Please write out exactly the lines that begin at the line containing "What does this" and run to the end of the records.

[Saved data entries]
····················

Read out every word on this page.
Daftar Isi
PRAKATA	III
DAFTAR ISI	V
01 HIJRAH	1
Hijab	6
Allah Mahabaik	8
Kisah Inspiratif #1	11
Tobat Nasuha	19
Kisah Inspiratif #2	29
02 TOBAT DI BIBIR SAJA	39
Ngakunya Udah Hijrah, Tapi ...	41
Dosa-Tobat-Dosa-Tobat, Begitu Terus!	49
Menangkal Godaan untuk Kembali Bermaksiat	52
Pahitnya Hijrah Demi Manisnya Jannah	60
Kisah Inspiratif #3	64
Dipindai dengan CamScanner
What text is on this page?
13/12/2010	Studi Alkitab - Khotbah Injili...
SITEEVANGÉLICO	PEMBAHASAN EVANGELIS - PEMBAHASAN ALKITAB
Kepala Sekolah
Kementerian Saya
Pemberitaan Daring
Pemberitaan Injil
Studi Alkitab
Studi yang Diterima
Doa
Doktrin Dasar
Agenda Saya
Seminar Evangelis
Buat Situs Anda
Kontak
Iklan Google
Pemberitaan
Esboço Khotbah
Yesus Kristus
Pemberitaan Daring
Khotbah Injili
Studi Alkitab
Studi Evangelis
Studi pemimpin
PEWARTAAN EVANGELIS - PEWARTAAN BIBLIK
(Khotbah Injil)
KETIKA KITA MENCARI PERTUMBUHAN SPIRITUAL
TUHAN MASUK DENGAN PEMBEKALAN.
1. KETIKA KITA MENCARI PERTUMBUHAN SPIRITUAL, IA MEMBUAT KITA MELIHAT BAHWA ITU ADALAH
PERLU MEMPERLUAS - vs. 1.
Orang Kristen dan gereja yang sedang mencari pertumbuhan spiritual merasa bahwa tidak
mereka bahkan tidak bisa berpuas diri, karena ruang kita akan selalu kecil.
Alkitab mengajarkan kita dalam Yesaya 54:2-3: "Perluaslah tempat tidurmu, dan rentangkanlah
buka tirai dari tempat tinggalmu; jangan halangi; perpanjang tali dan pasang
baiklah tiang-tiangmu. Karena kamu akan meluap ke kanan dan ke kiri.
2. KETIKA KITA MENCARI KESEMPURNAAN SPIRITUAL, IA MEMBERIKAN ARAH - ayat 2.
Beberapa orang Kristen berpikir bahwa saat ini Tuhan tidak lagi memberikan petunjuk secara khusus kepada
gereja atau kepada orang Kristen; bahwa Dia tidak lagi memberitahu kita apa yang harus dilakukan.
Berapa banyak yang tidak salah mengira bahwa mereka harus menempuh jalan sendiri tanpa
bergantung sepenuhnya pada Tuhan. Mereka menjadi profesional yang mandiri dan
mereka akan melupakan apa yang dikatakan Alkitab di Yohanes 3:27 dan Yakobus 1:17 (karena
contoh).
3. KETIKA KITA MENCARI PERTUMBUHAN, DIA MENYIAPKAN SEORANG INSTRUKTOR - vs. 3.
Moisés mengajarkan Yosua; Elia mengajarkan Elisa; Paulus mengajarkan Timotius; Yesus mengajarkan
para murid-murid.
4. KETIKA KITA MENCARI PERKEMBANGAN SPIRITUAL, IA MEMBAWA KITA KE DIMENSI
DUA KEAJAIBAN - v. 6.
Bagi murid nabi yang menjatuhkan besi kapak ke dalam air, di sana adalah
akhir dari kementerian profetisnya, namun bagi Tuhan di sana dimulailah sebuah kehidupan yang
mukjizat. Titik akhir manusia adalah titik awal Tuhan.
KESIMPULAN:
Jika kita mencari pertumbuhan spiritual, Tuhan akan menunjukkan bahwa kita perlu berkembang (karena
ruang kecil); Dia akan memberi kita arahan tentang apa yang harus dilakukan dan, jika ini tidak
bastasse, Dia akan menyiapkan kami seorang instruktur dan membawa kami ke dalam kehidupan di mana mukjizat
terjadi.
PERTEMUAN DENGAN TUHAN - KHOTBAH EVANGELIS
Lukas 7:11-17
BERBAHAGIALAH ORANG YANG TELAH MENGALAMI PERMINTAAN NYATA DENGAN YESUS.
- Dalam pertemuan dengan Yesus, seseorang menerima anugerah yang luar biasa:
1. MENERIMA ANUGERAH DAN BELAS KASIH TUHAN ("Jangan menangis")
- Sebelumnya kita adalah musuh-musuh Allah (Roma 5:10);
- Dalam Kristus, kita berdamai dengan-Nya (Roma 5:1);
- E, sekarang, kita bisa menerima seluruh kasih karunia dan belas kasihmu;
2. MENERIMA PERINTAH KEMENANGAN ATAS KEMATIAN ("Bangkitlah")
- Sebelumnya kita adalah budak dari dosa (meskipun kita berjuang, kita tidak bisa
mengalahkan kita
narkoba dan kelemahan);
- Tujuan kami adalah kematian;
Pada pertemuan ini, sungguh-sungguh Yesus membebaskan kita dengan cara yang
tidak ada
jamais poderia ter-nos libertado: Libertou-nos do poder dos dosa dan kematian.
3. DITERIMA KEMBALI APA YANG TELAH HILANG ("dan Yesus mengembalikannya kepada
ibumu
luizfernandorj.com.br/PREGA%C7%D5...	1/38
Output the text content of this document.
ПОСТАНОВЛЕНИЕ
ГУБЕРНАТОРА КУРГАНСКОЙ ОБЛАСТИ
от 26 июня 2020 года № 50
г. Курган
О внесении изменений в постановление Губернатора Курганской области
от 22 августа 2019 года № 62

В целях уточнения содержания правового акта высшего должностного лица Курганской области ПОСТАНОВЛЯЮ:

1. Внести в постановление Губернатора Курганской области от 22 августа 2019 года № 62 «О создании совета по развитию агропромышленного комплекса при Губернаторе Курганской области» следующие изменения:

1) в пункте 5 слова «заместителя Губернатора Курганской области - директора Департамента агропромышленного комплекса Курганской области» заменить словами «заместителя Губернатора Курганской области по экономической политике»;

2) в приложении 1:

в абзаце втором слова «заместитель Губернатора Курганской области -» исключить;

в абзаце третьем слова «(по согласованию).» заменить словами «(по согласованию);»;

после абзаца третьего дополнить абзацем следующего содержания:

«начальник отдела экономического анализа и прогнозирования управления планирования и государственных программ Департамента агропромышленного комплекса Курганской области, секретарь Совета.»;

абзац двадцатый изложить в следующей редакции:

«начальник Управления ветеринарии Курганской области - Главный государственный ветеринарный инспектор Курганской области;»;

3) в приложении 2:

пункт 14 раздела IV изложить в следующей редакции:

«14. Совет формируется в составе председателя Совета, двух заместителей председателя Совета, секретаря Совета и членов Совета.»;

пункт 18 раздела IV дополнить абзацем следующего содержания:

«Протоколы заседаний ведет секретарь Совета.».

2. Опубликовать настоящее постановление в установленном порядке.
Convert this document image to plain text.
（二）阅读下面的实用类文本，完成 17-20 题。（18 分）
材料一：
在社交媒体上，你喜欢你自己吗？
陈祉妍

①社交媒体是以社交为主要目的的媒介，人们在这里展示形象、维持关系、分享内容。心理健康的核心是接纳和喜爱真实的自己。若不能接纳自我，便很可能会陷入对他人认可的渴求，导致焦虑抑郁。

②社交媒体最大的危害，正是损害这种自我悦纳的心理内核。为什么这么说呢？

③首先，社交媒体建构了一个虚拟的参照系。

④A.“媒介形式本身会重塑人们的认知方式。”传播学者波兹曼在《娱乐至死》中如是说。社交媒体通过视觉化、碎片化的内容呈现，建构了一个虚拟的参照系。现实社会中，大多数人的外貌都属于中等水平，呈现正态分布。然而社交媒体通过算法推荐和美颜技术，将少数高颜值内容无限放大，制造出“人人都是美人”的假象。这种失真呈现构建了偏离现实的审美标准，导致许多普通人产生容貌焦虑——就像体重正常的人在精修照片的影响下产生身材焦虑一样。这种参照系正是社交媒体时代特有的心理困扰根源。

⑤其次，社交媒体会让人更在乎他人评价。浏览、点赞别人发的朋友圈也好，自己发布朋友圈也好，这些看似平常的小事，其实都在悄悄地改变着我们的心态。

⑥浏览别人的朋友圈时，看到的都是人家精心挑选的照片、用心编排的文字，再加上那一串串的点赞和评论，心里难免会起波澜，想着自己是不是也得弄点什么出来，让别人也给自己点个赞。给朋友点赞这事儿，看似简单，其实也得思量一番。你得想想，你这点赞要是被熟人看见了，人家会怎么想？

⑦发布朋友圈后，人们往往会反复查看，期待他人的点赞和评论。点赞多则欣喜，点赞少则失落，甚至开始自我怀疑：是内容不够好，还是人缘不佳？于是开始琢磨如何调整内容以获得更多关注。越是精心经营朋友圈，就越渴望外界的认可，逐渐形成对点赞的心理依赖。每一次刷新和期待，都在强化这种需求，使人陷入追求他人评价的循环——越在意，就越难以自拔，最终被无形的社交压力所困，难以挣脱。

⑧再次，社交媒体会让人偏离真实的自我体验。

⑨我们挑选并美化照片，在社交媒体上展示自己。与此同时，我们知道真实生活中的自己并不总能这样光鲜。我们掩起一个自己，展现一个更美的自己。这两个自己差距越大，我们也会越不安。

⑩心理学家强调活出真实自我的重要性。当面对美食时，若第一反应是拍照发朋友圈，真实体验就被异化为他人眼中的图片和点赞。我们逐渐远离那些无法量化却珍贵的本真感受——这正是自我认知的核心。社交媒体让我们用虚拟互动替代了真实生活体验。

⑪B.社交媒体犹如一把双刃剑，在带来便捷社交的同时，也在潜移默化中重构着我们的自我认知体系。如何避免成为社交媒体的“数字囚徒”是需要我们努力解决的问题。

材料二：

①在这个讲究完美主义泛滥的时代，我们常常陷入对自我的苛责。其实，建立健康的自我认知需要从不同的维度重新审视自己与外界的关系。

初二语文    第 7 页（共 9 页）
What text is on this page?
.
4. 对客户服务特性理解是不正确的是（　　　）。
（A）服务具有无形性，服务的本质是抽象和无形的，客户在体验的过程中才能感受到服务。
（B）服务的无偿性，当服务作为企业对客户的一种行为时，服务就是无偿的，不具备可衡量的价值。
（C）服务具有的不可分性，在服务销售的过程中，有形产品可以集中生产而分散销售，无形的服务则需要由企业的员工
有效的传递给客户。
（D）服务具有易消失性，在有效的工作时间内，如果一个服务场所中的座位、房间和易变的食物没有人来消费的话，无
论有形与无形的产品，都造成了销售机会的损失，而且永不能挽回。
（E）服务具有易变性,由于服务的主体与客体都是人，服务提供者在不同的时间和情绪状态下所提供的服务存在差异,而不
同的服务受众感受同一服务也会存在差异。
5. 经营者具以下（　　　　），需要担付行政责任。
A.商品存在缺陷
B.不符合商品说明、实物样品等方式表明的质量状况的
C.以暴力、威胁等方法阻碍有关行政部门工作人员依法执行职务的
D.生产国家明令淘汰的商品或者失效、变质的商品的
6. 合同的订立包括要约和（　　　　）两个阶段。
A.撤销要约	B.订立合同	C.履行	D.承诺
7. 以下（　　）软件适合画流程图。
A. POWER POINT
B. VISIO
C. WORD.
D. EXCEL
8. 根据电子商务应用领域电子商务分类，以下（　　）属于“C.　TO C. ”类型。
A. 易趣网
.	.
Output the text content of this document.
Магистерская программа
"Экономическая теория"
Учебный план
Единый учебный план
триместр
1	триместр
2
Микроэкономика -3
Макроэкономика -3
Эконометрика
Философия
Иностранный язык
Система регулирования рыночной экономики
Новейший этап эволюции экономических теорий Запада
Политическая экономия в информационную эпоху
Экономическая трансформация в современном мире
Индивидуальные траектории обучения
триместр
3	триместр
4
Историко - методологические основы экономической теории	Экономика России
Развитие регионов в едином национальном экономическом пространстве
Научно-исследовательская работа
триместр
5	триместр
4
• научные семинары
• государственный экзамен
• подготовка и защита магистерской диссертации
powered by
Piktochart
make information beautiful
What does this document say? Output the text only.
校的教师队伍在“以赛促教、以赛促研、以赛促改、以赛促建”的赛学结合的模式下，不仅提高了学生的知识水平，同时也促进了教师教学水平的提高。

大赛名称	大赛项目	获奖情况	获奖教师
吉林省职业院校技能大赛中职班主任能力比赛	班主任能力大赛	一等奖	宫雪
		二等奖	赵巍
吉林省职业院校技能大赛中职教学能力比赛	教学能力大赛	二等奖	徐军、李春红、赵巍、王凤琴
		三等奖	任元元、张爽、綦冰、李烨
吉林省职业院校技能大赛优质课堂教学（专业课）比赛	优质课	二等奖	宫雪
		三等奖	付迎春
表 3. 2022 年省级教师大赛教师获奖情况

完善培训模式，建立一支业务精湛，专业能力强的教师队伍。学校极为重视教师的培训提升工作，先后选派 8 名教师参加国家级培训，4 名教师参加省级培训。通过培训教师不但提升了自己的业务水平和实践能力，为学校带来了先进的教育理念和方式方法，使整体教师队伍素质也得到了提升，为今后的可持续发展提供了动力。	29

····················

[Written response]
What does this document say? Output the text only.
校的教师队伍在“以赛促教、以赛促研、以赛促改、以赛促建”的赛学结合的模式下，不仅提高了学生的知识水平，同时也促进了教师教学水平的提高。

大赛名称	大赛项目	获奖情况	获奖教师
吉林省职业院校技能大赛中职班主任能力比赛	班主任能力大赛	一等奖	宫雪
		二等奖	赵巍
吉林省职业院校技能大赛中职教学能力比赛	教学能力大赛	二等奖	徐军、李春红、赵巍、王凤琴
		三等奖	任元元、张爽、綦冰、李烨
吉林省职业院校技能大赛优质课堂教学（专业课）比赛	优质课	二等奖	宫雪
		三等奖	付迎春
表 3. 2022 年省级教师大赛教师获奖情况

完善培训模式，建立一支业务精湛，专业能力强的教师队伍。学校极为重视教师的培训提升工作，先后选派 8 名教师参加国家级培训，4 名教师参加省级培训。通过培训教师不但提升了自己的业务水平和实践能力，为学校带来了先进的教育理念和方式方法，使整体教师队伍素质也得到了提升，为今后的可持续发展提供了动力。	29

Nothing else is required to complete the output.